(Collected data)
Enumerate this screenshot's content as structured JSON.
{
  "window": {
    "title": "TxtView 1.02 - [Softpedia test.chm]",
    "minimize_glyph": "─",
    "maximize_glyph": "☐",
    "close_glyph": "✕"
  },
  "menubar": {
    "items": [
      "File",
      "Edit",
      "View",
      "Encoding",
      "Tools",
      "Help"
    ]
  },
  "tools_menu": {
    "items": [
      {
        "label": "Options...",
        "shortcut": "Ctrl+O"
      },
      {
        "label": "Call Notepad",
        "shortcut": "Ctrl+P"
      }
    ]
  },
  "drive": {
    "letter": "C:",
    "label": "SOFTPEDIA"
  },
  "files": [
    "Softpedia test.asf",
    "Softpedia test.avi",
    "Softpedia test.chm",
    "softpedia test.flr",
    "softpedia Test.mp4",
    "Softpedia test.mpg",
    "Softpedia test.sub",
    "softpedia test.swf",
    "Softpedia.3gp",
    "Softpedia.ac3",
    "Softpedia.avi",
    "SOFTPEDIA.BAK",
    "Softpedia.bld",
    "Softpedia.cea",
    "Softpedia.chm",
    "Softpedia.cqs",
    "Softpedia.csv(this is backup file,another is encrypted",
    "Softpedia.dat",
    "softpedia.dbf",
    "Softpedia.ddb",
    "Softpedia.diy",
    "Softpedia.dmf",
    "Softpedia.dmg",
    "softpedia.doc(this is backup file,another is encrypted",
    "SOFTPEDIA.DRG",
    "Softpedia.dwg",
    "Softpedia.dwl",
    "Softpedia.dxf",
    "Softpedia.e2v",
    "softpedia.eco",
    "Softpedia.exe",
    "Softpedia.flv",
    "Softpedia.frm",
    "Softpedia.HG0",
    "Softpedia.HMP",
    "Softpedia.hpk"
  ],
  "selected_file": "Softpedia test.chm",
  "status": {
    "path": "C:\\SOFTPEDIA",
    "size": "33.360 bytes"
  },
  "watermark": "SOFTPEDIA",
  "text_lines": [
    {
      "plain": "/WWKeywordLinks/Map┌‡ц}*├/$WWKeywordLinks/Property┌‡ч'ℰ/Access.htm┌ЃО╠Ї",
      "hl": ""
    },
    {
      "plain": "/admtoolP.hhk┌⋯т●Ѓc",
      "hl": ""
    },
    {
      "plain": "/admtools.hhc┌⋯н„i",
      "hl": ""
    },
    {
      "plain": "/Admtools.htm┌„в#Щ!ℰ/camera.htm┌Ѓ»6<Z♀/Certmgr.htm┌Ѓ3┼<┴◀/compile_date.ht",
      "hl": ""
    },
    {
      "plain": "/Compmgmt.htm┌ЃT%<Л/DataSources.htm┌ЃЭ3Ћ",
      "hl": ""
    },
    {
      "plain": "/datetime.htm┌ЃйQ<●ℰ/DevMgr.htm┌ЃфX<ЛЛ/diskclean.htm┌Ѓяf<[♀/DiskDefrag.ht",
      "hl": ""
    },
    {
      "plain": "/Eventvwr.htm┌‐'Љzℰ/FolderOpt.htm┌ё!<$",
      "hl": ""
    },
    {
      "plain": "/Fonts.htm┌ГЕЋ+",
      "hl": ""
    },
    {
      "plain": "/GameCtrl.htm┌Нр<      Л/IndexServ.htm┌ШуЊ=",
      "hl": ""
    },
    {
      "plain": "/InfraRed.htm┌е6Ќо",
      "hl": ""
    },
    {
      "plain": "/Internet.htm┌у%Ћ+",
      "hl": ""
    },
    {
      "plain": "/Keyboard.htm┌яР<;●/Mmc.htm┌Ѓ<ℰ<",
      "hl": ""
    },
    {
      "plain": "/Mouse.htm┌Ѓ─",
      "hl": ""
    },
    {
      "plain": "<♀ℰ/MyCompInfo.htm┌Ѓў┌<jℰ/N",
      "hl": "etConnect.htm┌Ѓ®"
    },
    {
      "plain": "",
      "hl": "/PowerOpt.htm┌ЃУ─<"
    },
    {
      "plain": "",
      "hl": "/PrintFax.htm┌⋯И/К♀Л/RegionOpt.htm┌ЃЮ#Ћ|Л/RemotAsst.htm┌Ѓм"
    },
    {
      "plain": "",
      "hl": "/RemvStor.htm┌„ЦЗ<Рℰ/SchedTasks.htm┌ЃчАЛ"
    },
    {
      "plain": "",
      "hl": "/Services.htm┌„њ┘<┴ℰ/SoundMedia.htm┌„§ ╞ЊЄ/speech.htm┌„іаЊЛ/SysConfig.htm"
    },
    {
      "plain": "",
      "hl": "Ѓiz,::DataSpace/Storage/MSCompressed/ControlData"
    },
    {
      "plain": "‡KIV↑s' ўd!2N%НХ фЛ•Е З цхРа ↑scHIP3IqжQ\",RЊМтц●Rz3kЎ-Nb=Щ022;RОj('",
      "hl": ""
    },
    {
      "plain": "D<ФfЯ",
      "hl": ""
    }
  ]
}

▶ _TASK REQUIREMENTS_:
Identify each line containing the string "label" and copy it out.

▶ _PROBLEM SOLUTION_:
        "label": "Options...",
        "label": "Call Notepad",
    "label": "SOFTPEDIA"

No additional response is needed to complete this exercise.